(Collected data)
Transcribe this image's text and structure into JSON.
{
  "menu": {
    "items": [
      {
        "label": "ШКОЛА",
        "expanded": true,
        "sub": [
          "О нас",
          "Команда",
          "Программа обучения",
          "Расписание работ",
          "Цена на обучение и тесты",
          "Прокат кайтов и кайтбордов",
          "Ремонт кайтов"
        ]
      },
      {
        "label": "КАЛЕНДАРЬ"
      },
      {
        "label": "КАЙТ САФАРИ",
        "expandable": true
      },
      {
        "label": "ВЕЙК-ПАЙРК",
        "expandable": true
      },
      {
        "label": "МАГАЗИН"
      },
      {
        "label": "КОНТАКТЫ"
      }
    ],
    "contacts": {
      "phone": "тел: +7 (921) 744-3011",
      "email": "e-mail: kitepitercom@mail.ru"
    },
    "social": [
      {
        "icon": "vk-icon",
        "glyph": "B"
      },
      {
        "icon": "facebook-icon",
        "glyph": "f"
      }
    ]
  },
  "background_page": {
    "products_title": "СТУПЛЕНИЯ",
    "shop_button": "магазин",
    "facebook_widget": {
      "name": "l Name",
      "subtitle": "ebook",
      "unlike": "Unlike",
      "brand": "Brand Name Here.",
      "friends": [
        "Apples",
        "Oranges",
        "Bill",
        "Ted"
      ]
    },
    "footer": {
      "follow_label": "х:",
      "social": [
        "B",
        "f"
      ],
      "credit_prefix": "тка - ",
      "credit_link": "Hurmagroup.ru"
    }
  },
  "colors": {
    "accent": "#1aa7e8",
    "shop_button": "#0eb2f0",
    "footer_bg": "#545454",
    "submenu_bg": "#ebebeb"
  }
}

(Do this) Go through the listing and print each line exactly as it appears.

(Solution to this problem)
Transcribe this image's text and structure into JSON.
{
  "menu": {
    "items": [
      {
        "label": "ШКОЛА",
        "expanded": true,
        "sub": [
          "О нас",
          "Команда",
          "Программа обучения",
          "Расписание работ",
          "Цена на обучение и тесты",
          "Прокат кайтов и кайтбордов",
          "Ремонт кайтов"
        ]
      },
      {
        "label": "КАЛЕНДАРЬ"
      },
      {
        "label": "КАЙТ САФАРИ",
        "expandable": true
      },
      {
        "label": "ВЕЙК-ПАЙРК",
        "expandable": true
      },
      {
        "label": "МАГАЗИН"
      },
      {
        "label": "КОНТАКТЫ"
      }
    ],
    "contacts": {
      "phone": "тел: +7 (921) 744-3011",
      "email": "e-mail: kitepitercom@mail.ru"
    },
    "social": [
      {
        "icon": "vk-icon",
        "glyph": "B"
      },
      {
        "icon": "facebook-icon",
        "glyph": "f"
      }
    ]
  },
  "background_page": {
    "products_title": "СТУПЛЕНИЯ",
    "shop_button": "магазин",
    "facebook_widget": {
      "name": "l Name",
      "subtitle": "ebook",
      "unlike": "Unlike",
      "brand": "Brand Name Here.",
      "friends": [
        "Apples",
        "Oranges",
        "Bill",
        "Ted"
      ]
    },
    "footer": {
      "follow_label": "х:",
      "social": [
        "B",
        "f"
      ],
      "credit_prefix": "тка - ",
      "credit_link": "Hurmagroup.ru"
    }
  },
  "colors": {
    "accent": "#1aa7e8",
    "shop_button": "#0eb2f0",
    "footer_bg": "#545454",
    "submenu_bg": "#ebebeb"
  }
}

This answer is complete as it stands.